Data shown
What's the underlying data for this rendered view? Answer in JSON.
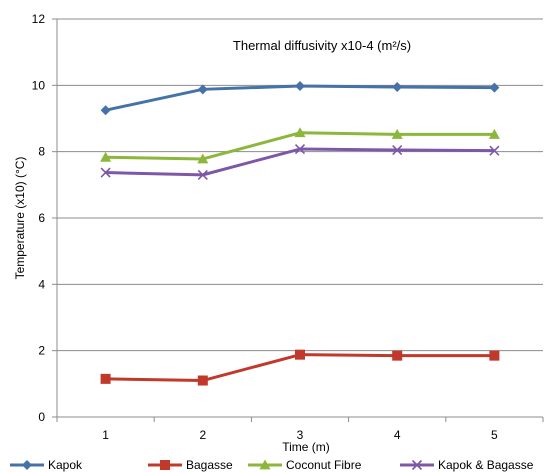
{
  "chart_data": {
    "type": "line",
    "title": "Thermal diffusivity x10-4 (m²/s)",
    "xlabel": "Time (m)",
    "ylabel": "Temperature (x10) (°C)",
    "categories": [
      "1",
      "2",
      "3",
      "4",
      "5"
    ],
    "ylim": [
      0,
      12
    ],
    "yticks": [
      0,
      2,
      4,
      6,
      8,
      10,
      12
    ],
    "grid": "horizontal",
    "legend_position": "bottom",
    "series": [
      {
        "name": "Kapok",
        "values": [
          9.25,
          9.88,
          9.98,
          9.95,
          9.93
        ],
        "color": "#4572A7",
        "marker": "diamond"
      },
      {
        "name": "Bagasse",
        "values": [
          1.15,
          1.1,
          1.88,
          1.85,
          1.85
        ],
        "color": "#C0392B",
        "marker": "square"
      },
      {
        "name": "Coconut Fibre",
        "values": [
          7.83,
          7.78,
          8.57,
          8.52,
          8.52
        ],
        "color": "#8DB63C",
        "marker": "triangle"
      },
      {
        "name": "Kapok & Bagasse",
        "values": [
          7.37,
          7.3,
          8.08,
          8.05,
          8.03
        ],
        "color": "#7E57A8",
        "marker": "x"
      }
    ]
  }
}
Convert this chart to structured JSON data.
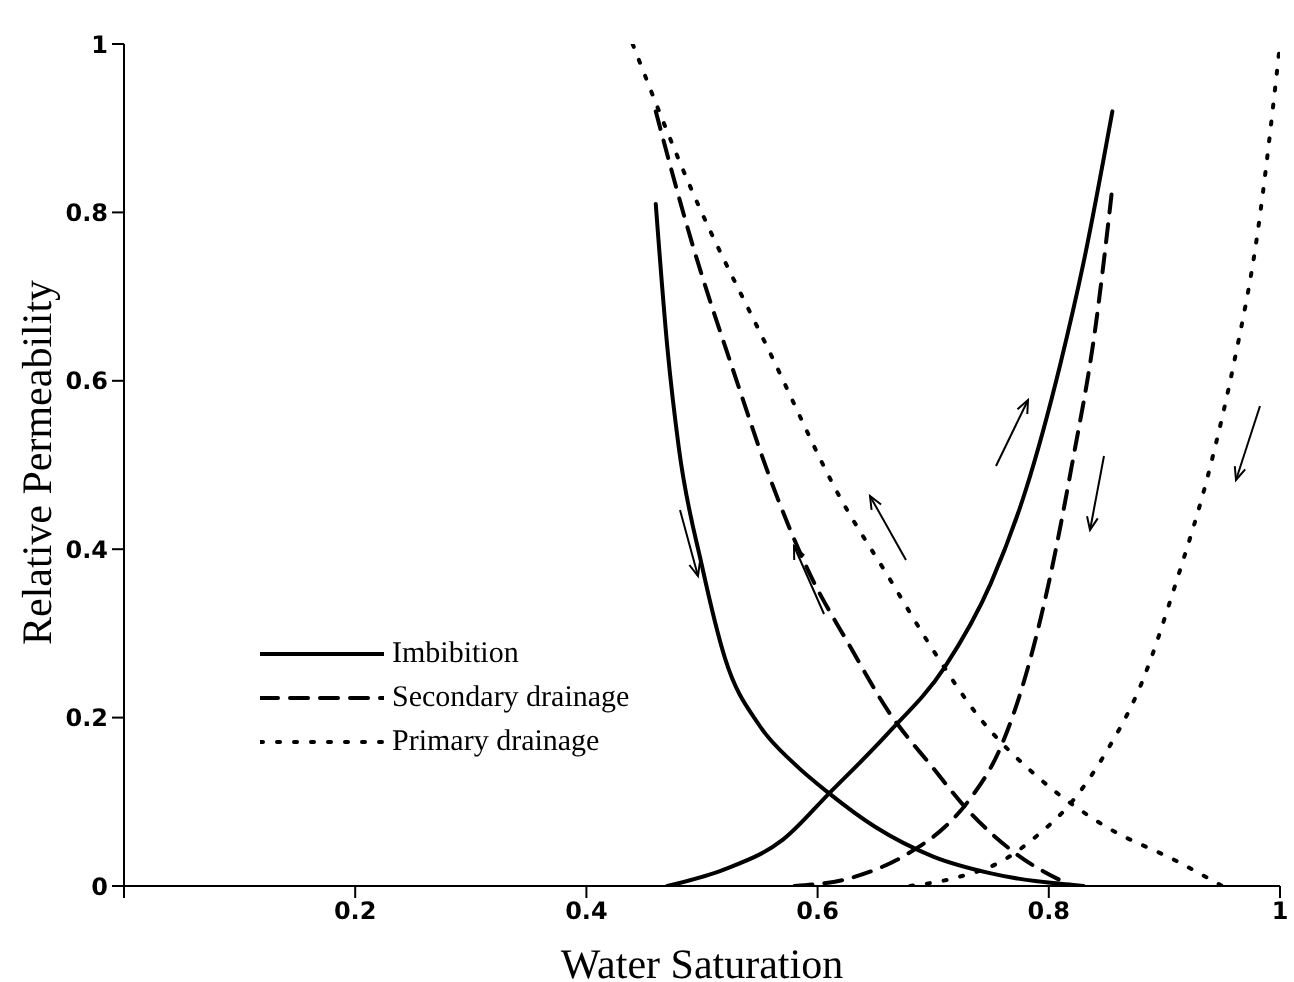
{
  "chart_data": {
    "type": "line",
    "xlabel": "Water Saturation",
    "ylabel": "Relative Permeability",
    "xlim": [
      0,
      1
    ],
    "ylim": [
      0,
      1
    ],
    "xticks": [
      {
        "value": 0,
        "label": null
      },
      0.2,
      0.4,
      0.6,
      0.8,
      1
    ],
    "yticks": [
      0,
      0.2,
      0.4,
      0.6,
      0.8,
      1
    ],
    "grid": false,
    "legend": "bottom left",
    "marker": "none",
    "series": [
      {
        "name": "Imbibition",
        "color": "#000000",
        "line_style": "solid",
        "x": [
          0.46,
          0.47,
          0.48,
          0.5,
          0.52,
          0.55,
          0.58,
          0.61,
          0.65,
          0.7,
          0.75,
          0.83
        ],
        "values": [
          0.81,
          0.64,
          0.52,
          0.38,
          0.27,
          0.19,
          0.145,
          0.11,
          0.07,
          0.035,
          0.015,
          0
        ]
      },
      {
        "color": "#000000",
        "line_style": "solid",
        "x": [
          0.47,
          0.52,
          0.57,
          0.61,
          0.66,
          0.71,
          0.75,
          0.78,
          0.81,
          0.83,
          0.855
        ],
        "values": [
          0,
          0.02,
          0.055,
          0.11,
          0.18,
          0.26,
          0.36,
          0.47,
          0.62,
          0.74,
          0.92
        ]
      },
      {
        "name": "Secondary drainage",
        "color": "#000000",
        "line_style": "dashed",
        "x": [
          0.46,
          0.49,
          0.53,
          0.56,
          0.59,
          0.63,
          0.66,
          0.7,
          0.73,
          0.77,
          0.82
        ],
        "values": [
          0.92,
          0.77,
          0.6,
          0.48,
          0.38,
          0.28,
          0.21,
          0.14,
          0.09,
          0.04,
          0
        ]
      },
      {
        "color": "#000000",
        "line_style": "dashed",
        "x": [
          0.58,
          0.63,
          0.68,
          0.71,
          0.73,
          0.76,
          0.78,
          0.8,
          0.82,
          0.84,
          0.855
        ],
        "values": [
          0,
          0.01,
          0.04,
          0.07,
          0.1,
          0.17,
          0.25,
          0.36,
          0.5,
          0.66,
          0.83
        ]
      },
      {
        "name": "Primary drainage",
        "color": "#000000",
        "line_style": "dotted",
        "x": [
          0.44,
          0.49,
          0.56,
          0.62,
          0.66,
          0.7,
          0.74,
          0.79,
          0.85,
          0.91,
          0.95
        ],
        "values": [
          1,
          0.83,
          0.63,
          0.46,
          0.37,
          0.28,
          0.2,
          0.13,
          0.07,
          0.03,
          0
        ]
      },
      {
        "color": "#000000",
        "line_style": "dotted",
        "x": [
          0.68,
          0.72,
          0.76,
          0.79,
          0.82,
          0.85,
          0.88,
          0.91,
          0.94,
          0.96,
          0.98,
          1
        ],
        "values": [
          0,
          0.01,
          0.03,
          0.06,
          0.1,
          0.16,
          0.24,
          0.36,
          0.5,
          0.62,
          0.77,
          1
        ]
      }
    ]
  }
}
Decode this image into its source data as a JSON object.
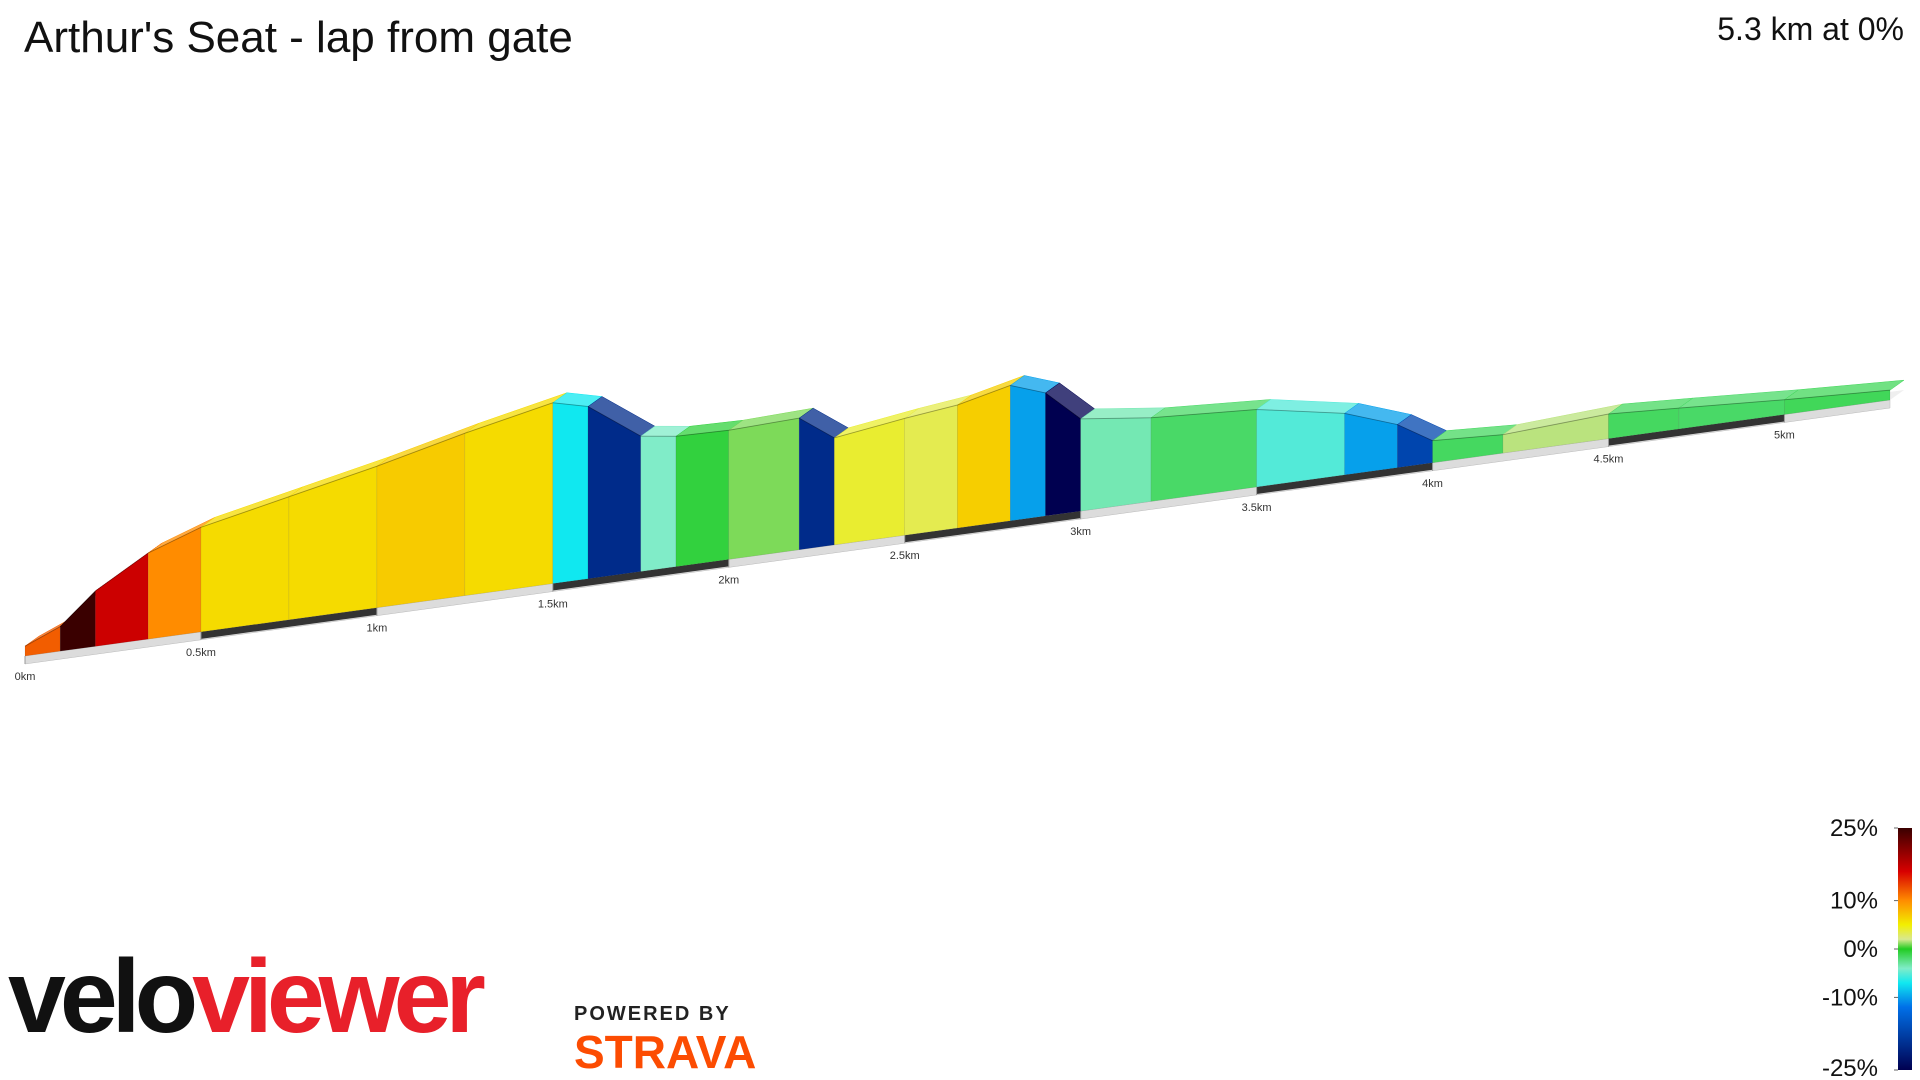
{
  "chart_data": {
    "type": "elevation-profile",
    "title": "Arthur's Seat - lap from gate",
    "subtitle": "5.3 km at 0%",
    "x": [
      0,
      0.1,
      0.2,
      0.35,
      0.5,
      0.75,
      1.0,
      1.25,
      1.5,
      1.6,
      1.75,
      1.85,
      2.0,
      2.2,
      2.3,
      2.5,
      2.65,
      2.8,
      2.9,
      3.0,
      3.2,
      3.5,
      3.75,
      3.9,
      4.0,
      4.2,
      4.5,
      4.7,
      5.0,
      5.3
    ],
    "values": [
      8,
      20,
      45,
      70,
      85,
      100,
      115,
      132,
      147,
      140,
      110,
      106,
      105,
      107,
      87,
      95,
      100,
      110,
      100,
      75,
      68,
      63,
      50,
      35,
      18,
      15,
      20,
      17,
      12,
      8
    ],
    "xlim": [
      0,
      5.3
    ],
    "xticks": [
      {
        "value": 0,
        "label": "0km"
      },
      {
        "value": 0.5,
        "label": "0.5km"
      },
      {
        "value": 1,
        "label": "1km"
      },
      {
        "value": 1.5,
        "label": "1.5km"
      },
      {
        "value": 2,
        "label": "2km"
      },
      {
        "value": 2.5,
        "label": "2.5km"
      },
      {
        "value": 3,
        "label": "3km"
      },
      {
        "value": 3.5,
        "label": "3.5km"
      },
      {
        "value": 4,
        "label": "4km"
      },
      {
        "value": 4.5,
        "label": "4.5km"
      },
      {
        "value": 5,
        "label": "5km"
      }
    ],
    "colorbar": {
      "lim": [
        -25,
        25
      ],
      "ticks": [
        {
          "value": 25,
          "label": "25%"
        },
        {
          "value": 10,
          "label": "10%"
        },
        {
          "value": 0,
          "label": "0%"
        },
        {
          "value": -10,
          "label": "-10%"
        },
        {
          "value": -25,
          "label": "-25%"
        }
      ],
      "stops": [
        {
          "value": 25,
          "color": "#3a0000"
        },
        {
          "value": 16,
          "color": "#d80000"
        },
        {
          "value": 10,
          "color": "#ff8c00"
        },
        {
          "value": 5,
          "color": "#f2ef00"
        },
        {
          "value": 2,
          "color": "#d8e890"
        },
        {
          "value": 0,
          "color": "#22cc22"
        },
        {
          "value": -4,
          "color": "#80ecc8"
        },
        {
          "value": -7,
          "color": "#10e8f0"
        },
        {
          "value": -12,
          "color": "#0070e8"
        },
        {
          "value": -25,
          "color": "#000050"
        }
      ]
    }
  },
  "branding": {
    "logo_dark": "velo",
    "logo_red": "viewer",
    "powered": "POWERED BY",
    "strava": "STRAVA"
  }
}
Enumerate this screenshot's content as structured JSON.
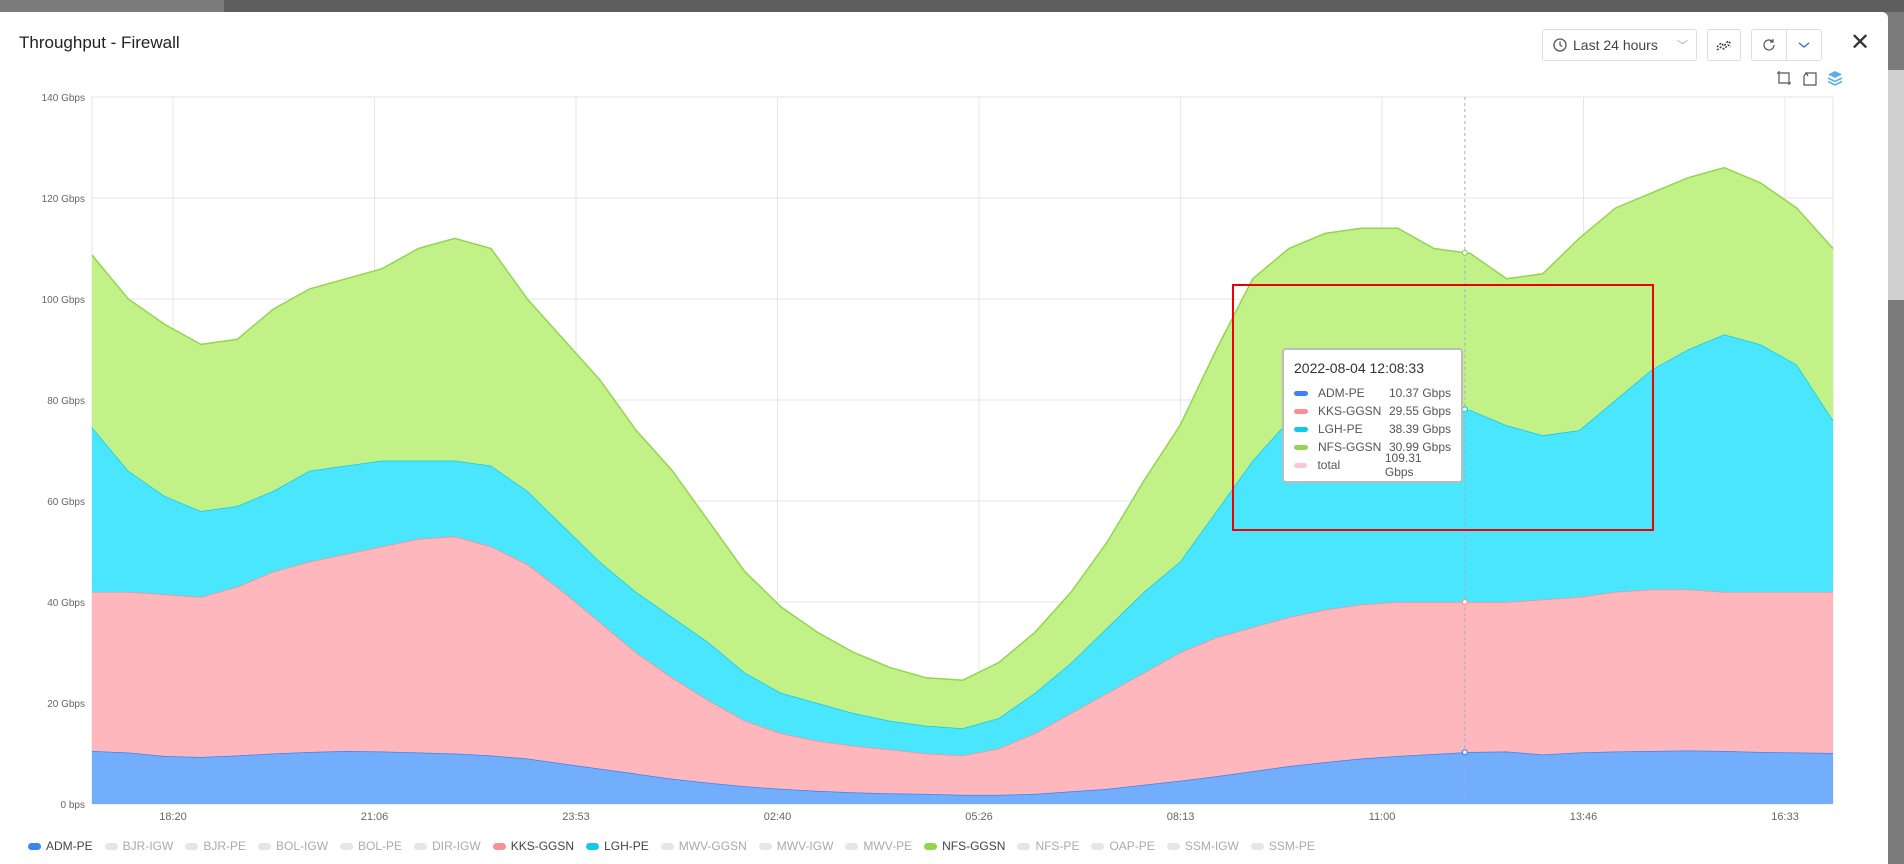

Task details
All of the material above needs to be restated exactly, with no pictures.

Result of this task
What's the underlying data for this rendered view? Answer in JSON.
{
  "chart_data": {
    "type": "line",
    "title": "Thermal diffusivity x10-4 (m²/s)",
    "xlabel": "Time (m)",
    "ylabel": "Temperature (x10) (°C)",
    "categories": [
      "1",
      "2",
      "3",
      "4",
      "5"
    ],
    "ylim": [
      0,
      12
    ],
    "yticks": [
      0,
      2,
      4,
      6,
      8,
      10,
      12
    ],
    "grid": "horizontal",
    "legend_position": "bottom",
    "series": [
      {
        "name": "Kapok",
        "values": [
          9.25,
          9.88,
          9.98,
          9.95,
          9.93
        ],
        "color": "#4572A7",
        "marker": "diamond"
      },
      {
        "name": "Bagasse",
        "values": [
          1.15,
          1.1,
          1.88,
          1.85,
          1.85
        ],
        "color": "#C0392B",
        "marker": "square"
      },
      {
        "name": "Coconut Fibre",
        "values": [
          7.83,
          7.78,
          8.57,
          8.52,
          8.52
        ],
        "color": "#8DB63C",
        "marker": "triangle"
      },
      {
        "name": "Kapok & Bagasse",
        "values": [
          7.37,
          7.3,
          8.08,
          8.05,
          8.03
        ],
        "color": "#7E57A8",
        "marker": "x"
      }
    ]
  }
}
Convert this chart to structured JSON data.
{
  "chart_data": {
    "type": "line",
    "xlabel": "Water Saturation",
    "ylabel": "Relative Permeability",
    "xlim": [
      0,
      1
    ],
    "ylim": [
      0,
      1
    ],
    "xticks": [
      {
        "value": 0,
        "label": null
      },
      0.2,
      0.4,
      0.6,
      0.8,
      1
    ],
    "yticks": [
      0,
      0.2,
      0.4,
      0.6,
      0.8,
      1
    ],
    "grid": false,
    "legend": "bottom left",
    "marker": "none",
    "series": [
      {
        "name": "Imbibition",
        "color": "#000000",
        "line_style": "solid",
        "x": [
          0.46,
          0.47,
          0.48,
          0.5,
          0.52,
          0.55,
          0.58,
          0.61,
          0.65,
          0.7,
          0.75,
          0.83
        ],
        "values": [
          0.81,
          0.64,
          0.52,
          0.38,
          0.27,
          0.19,
          0.145,
          0.11,
          0.07,
          0.035,
          0.015,
          0
        ]
      },
      {
        "color": "#000000",
        "line_style": "solid",
        "x": [
          0.47,
          0.52,
          0.57,
          0.61,
          0.66,
          0.71,
          0.75,
          0.78,
          0.81,
          0.83,
          0.855
        ],
        "values": [
          0,
          0.02,
          0.055,
          0.11,
          0.18,
          0.26,
          0.36,
          0.47,
          0.62,
          0.74,
          0.92
        ]
      },
      {
        "name": "Secondary drainage",
        "color": "#000000",
        "line_style": "dashed",
        "x": [
          0.46,
          0.49,
          0.53,
          0.56,
          0.59,
          0.63,
          0.66,
          0.7,
          0.73,
          0.77,
          0.82
        ],
        "values": [
          0.92,
          0.77,
          0.6,
          0.48,
          0.38,
          0.28,
          0.21,
          0.14,
          0.09,
          0.04,
          0
        ]
      },
      {
        "color": "#000000",
        "line_style": "dashed",
        "x": [
          0.58,
          0.63,
          0.68,
          0.71,
          0.73,
          0.76,
          0.78,
          0.8,
          0.82,
          0.84,
          0.855
        ],
        "values": [
          0,
          0.01,
          0.04,
          0.07,
          0.1,
          0.17,
          0.25,
          0.36,
          0.5,
          0.66,
          0.83
        ]
      },
      {
        "name": "Primary drainage",
        "color": "#000000",
        "line_style": "dotted",
        "x": [
          0.44,
          0.49,
          0.56,
          0.62,
          0.66,
          0.7,
          0.74,
          0.79,
          0.85,
          0.91,
          0.95
        ],
        "values": [
          1,
          0.83,
          0.63,
          0.46,
          0.37,
          0.28,
          0.2,
          0.13,
          0.07,
          0.03,
          0
        ]
      },
      {
        "color": "#000000",
        "line_style": "dotted",
        "x": [
          0.68,
          0.72,
          0.76,
          0.79,
          0.82,
          0.85,
          0.88,
          0.91,
          0.94,
          0.96,
          0.98,
          1
        ],
        "values": [
          0,
          0.01,
          0.03,
          0.06,
          0.1,
          0.16,
          0.24,
          0.36,
          0.5,
          0.62,
          0.77,
          1
        ]
      }
    ]
  }
}
Decode this image into its source data as a JSON object.
{
  "chart_data": {
    "type": "elevation-profile",
    "title": "Arthur's Seat - lap from gate",
    "subtitle": "5.3 km at 0%",
    "x": [
      0,
      0.1,
      0.2,
      0.35,
      0.5,
      0.75,
      1.0,
      1.25,
      1.5,
      1.6,
      1.75,
      1.85,
      2.0,
      2.2,
      2.3,
      2.5,
      2.65,
      2.8,
      2.9,
      3.0,
      3.2,
      3.5,
      3.75,
      3.9,
      4.0,
      4.2,
      4.5,
      4.7,
      5.0,
      5.3
    ],
    "values": [
      8,
      20,
      45,
      70,
      85,
      100,
      115,
      132,
      147,
      140,
      110,
      106,
      105,
      107,
      87,
      95,
      100,
      110,
      100,
      75,
      68,
      63,
      50,
      35,
      18,
      15,
      20,
      17,
      12,
      8
    ],
    "xlim": [
      0,
      5.3
    ],
    "xticks": [
      {
        "value": 0,
        "label": "0km"
      },
      {
        "value": 0.5,
        "label": "0.5km"
      },
      {
        "value": 1,
        "label": "1km"
      },
      {
        "value": 1.5,
        "label": "1.5km"
      },
      {
        "value": 2,
        "label": "2km"
      },
      {
        "value": 2.5,
        "label": "2.5km"
      },
      {
        "value": 3,
        "label": "3km"
      },
      {
        "value": 3.5,
        "label": "3.5km"
      },
      {
        "value": 4,
        "label": "4km"
      },
      {
        "value": 4.5,
        "label": "4.5km"
      },
      {
        "value": 5,
        "label": "5km"
      }
    ],
    "colorbar": {
      "lim": [
        -25,
        25
      ],
      "ticks": [
        {
          "value": 25,
          "label": "25%"
        },
        {
          "value": 10,
          "label": "10%"
        },
        {
          "value": 0,
          "label": "0%"
        },
        {
          "value": -10,
          "label": "-10%"
        },
        {
          "value": -25,
          "label": "-25%"
        }
      ],
      "stops": [
        {
          "value": 25,
          "color": "#3a0000"
        },
        {
          "value": 16,
          "color": "#d80000"
        },
        {
          "value": 10,
          "color": "#ff8c00"
        },
        {
          "value": 5,
          "color": "#f2ef00"
        },
        {
          "value": 2,
          "color": "#d8e890"
        },
        {
          "value": 0,
          "color": "#22cc22"
        },
        {
          "value": -4,
          "color": "#80ecc8"
        },
        {
          "value": -7,
          "color": "#10e8f0"
        },
        {
          "value": -12,
          "color": "#0070e8"
        },
        {
          "value": -25,
          "color": "#000050"
        }
      ]
    }
  },
  "branding": {
    "logo_dark": "velo",
    "logo_red": "viewer",
    "powered": "POWERED BY",
    "strava": "STRAVA"
  }
}
Enumerate this screenshot's content as structured JSON.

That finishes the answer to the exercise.